Dataset records.
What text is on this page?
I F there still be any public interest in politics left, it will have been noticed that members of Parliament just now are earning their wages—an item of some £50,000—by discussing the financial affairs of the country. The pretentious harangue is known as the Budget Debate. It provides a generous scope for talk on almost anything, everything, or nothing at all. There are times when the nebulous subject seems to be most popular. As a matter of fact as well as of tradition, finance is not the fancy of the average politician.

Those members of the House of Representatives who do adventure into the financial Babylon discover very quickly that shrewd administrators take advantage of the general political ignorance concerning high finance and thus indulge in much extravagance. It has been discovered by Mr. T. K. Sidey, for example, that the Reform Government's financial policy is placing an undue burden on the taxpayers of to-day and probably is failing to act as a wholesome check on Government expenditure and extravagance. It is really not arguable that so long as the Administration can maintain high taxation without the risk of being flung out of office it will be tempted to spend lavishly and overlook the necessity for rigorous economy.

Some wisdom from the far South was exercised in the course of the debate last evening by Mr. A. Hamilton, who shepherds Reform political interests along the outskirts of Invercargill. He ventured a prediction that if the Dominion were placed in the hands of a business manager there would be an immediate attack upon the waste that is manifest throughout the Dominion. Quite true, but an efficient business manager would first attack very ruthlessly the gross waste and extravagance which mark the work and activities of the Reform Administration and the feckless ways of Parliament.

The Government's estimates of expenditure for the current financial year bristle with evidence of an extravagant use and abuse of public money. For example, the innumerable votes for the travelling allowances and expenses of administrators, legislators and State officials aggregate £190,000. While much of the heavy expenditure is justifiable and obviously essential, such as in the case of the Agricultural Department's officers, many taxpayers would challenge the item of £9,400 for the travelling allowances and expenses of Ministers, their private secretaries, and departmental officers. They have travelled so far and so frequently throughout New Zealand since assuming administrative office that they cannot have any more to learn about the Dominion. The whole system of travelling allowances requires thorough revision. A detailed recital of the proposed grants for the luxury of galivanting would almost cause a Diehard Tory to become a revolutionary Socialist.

Given task. Find the string "have" in the entries above and return each line that holds it.

Solution.
I F there still be any public interest in politics left, it will have been noticed that members of Parliament just now are earning their wages—an item of some £50,000—by discussing the financial affairs of the country. The pretentious harangue is known as the Budget Debate. It provides a generous scope for talk on almost anything, everything, or nothing at all. There are times when the nebulous subject seems to be most popular. As a matter of fact as well as of tradition, finance is not the fancy of the average politician.
The Government's estimates of expenditure for the current financial year bristle with evidence of an extravagant use and abuse of public money. For example, the innumerable votes for the travelling allowances and expenses of administrators, legislators and State officials aggregate £190,000. While much of the heavy expenditure is justifiable and obviously essential, such as in the case of the Agricultural Department's officers, many taxpayers would challenge the item of £9,400 for the travelling allowances and expenses of Ministers, their private secretaries, and departmental officers. They have travelled so far and so frequently throughout New Zealand since assuming administrative office that they cannot have any more to learn about the Dominion. The whole system of travelling allowances requires thorough revision. A detailed recital of the proposed grants for the luxury of galivanting would almost cause a Diehard Tory to become a revolutionary Socialist.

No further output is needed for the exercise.